AVAILABLE DATA -
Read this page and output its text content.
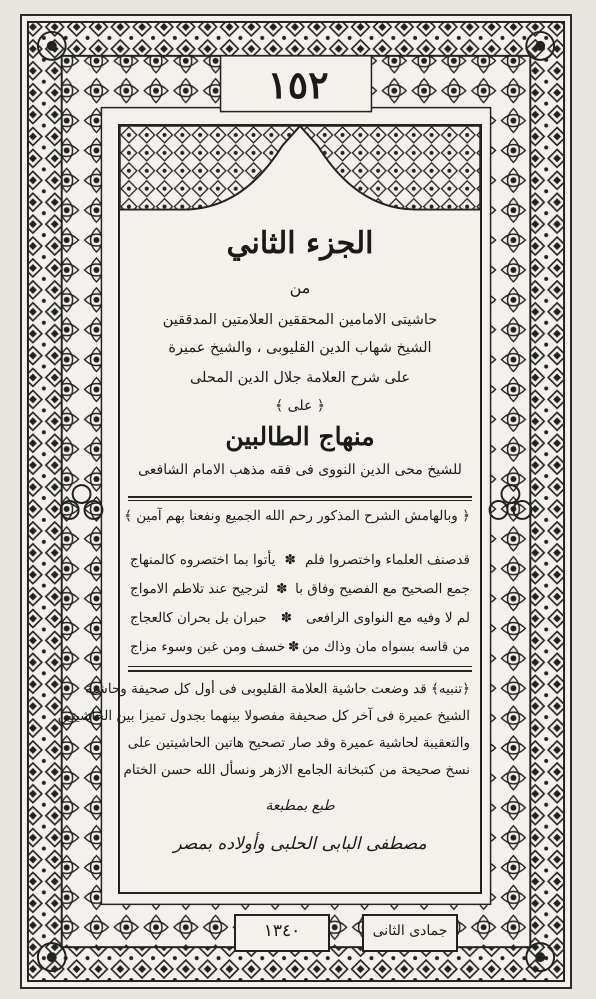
١٥٢
الجزء الثاني
من
حاشيتى الامامين المحققين العلامتين المدققين
الشيخ شهاب الدين القليوبى ، والشيخ عميرة
على شرح العلامة جلال الدين المحلى
﴿ على ﴾
منهاج الطالبين
للشيخ محى الدين النووى فى فقه مذهب الامام الشافعى
﴿ وبالهامش الشرح المذكور رحم الله الجميع ونفعنا بهم آمين ﴾
قدصنف العلماء واختصروا فلم
✽
يأتوا بما اختصروه كالمنهاج
جمع الصحيح مع الفصيح وفاق با
✽
لترجيح عند تلاطم الامواج
لم لا وفيه مع النواوى الرافعى
✽
حبران بل بحران كالعجاج
من قاسه بسواه مان وذاك من
✽
خسف ومن غبن وسوء مزاج
﴿تنبيه﴾ قد وضعت حاشية العلامة القليوبى فى أول كل صحيفة وحاشية
الشيخ عميرة فى آخر كل صحيفة مفصولا بينهما بجدول تميزا بين الحاشيتين
والتعقيبة لحاشية عميرة وقد صار تصحيح هاتين الحاشيتين على
نسخ صحيحة من كتبخانة الجامع الازهر ونسأل الله حسن الختام
طبع بمطبعة
مصطفى البابى الحلبى وأولاده بمصر
١٣٤٠	جمادى الثانى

EXERCISE - Repeat all of the records verbatim, leaving out the pictures.

CORRECT RESPONSE -
Read this page and output its text content.
١٥٢
الجزء الثاني
من
حاشيتى الامامين المحققين العلامتين المدققين
الشيخ شهاب الدين القليوبى ، والشيخ عميرة
على شرح العلامة جلال الدين المحلى
﴿ على ﴾
منهاج الطالبين
للشيخ محى الدين النووى فى فقه مذهب الامام الشافعى
﴿ وبالهامش الشرح المذكور رحم الله الجميع ونفعنا بهم آمين ﴾
قدصنف العلماء واختصروا فلم
✽
يأتوا بما اختصروه كالمنهاج
جمع الصحيح مع الفصيح وفاق با
✽
لترجيح عند تلاطم الامواج
لم لا وفيه مع النواوى الرافعى
✽
حبران بل بحران كالعجاج
من قاسه بسواه مان وذاك من
✽
خسف ومن غبن وسوء مزاج
﴿تنبيه﴾ قد وضعت حاشية العلامة القليوبى فى أول كل صحيفة وحاشية
الشيخ عميرة فى آخر كل صحيفة مفصولا بينهما بجدول تميزا بين الحاشيتين
والتعقيبة لحاشية عميرة وقد صار تصحيح هاتين الحاشيتين على
نسخ صحيحة من كتبخانة الجامع الازهر ونسأل الله حسن الختام
طبع بمطبعة
مصطفى البابى الحلبى وأولاده بمصر
١٣٤٠	جمادى الثانى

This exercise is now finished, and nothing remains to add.